Job: Below is a block of records. Copy every line in it that contains the word "dust".

--- start Material shown ---

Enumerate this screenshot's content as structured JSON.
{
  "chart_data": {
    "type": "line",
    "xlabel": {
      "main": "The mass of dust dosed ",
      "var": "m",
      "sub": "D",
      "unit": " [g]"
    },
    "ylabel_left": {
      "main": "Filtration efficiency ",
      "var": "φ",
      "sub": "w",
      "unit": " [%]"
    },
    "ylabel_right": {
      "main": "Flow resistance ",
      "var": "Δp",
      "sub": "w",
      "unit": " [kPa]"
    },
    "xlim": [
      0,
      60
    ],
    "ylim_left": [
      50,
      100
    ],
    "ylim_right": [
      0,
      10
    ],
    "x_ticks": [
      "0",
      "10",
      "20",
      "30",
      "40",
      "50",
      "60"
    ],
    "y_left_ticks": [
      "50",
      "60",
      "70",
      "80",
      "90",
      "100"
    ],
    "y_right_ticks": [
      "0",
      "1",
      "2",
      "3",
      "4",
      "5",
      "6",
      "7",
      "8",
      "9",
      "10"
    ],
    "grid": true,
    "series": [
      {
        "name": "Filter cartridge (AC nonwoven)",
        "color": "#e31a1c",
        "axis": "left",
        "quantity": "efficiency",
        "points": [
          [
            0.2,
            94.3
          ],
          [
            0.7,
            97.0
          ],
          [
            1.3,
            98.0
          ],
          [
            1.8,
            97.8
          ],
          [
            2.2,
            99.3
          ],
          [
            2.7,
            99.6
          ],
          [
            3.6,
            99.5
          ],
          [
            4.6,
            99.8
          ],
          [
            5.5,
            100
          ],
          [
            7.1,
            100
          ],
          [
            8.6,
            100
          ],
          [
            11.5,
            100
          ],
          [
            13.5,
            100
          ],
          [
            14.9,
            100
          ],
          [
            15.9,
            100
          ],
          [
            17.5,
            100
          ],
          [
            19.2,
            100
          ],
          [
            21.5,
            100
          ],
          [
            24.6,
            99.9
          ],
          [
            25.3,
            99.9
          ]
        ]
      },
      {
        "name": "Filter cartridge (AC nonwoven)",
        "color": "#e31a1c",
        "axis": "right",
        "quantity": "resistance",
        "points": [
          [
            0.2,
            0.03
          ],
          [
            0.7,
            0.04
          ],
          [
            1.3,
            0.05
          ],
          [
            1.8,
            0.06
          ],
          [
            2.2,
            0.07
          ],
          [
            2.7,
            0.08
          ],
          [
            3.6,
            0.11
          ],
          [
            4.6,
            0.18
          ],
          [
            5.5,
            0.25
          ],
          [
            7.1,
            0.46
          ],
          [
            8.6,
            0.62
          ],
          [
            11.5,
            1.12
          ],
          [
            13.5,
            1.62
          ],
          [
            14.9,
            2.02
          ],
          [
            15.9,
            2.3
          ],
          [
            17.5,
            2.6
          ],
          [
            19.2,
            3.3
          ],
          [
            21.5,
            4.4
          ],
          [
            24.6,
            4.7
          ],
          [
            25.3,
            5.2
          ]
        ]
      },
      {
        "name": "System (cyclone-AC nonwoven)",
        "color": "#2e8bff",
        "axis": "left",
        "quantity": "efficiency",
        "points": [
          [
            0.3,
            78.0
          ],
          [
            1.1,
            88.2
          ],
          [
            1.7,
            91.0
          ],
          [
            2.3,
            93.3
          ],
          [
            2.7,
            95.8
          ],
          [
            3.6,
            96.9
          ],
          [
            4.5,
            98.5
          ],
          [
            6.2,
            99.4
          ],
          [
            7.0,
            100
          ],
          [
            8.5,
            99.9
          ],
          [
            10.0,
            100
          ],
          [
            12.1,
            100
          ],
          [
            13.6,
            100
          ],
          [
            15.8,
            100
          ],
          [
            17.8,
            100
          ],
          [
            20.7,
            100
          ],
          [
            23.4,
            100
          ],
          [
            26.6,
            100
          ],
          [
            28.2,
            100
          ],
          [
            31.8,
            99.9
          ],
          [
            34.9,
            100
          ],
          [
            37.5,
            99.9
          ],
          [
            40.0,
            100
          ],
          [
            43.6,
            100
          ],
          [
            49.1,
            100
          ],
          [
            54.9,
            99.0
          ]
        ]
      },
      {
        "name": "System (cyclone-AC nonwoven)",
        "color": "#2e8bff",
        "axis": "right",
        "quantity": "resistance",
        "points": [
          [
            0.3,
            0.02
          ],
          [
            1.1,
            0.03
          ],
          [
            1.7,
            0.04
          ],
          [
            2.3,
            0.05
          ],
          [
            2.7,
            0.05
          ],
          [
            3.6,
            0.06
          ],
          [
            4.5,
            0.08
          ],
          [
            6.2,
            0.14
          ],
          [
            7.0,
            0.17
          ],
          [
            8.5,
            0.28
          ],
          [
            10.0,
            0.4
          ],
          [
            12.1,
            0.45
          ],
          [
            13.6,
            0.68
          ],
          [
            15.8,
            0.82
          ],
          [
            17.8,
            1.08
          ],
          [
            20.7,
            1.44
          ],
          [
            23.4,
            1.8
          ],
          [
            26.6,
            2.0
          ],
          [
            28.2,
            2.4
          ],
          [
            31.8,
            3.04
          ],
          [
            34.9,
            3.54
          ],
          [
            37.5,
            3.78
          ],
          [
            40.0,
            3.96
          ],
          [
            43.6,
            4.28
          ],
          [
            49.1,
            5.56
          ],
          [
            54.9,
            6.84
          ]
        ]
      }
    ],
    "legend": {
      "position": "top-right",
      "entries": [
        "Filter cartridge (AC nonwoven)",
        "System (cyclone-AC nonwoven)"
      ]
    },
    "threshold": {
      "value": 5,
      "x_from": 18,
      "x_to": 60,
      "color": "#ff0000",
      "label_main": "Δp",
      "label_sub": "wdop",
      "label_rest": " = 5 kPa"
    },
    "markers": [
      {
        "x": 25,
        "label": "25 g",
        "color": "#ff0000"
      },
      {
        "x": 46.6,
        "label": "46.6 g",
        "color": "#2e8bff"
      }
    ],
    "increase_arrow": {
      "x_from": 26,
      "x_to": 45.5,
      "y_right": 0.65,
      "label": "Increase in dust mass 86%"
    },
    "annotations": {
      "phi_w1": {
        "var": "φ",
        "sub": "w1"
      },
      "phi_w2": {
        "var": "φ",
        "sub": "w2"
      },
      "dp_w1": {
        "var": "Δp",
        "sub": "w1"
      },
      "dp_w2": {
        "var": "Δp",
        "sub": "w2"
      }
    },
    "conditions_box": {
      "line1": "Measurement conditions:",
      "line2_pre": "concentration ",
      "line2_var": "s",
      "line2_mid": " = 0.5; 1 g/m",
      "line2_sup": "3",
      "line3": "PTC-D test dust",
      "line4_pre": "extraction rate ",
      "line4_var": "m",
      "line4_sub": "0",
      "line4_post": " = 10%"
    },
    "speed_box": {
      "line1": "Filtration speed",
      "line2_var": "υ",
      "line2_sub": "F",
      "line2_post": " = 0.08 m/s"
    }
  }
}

--- end Material shown ---

Correct output:
      "main": "The mass of dust dosed ",
      "label": "Increase in dust mass 86%"
      "line3": "PTC-D test dust",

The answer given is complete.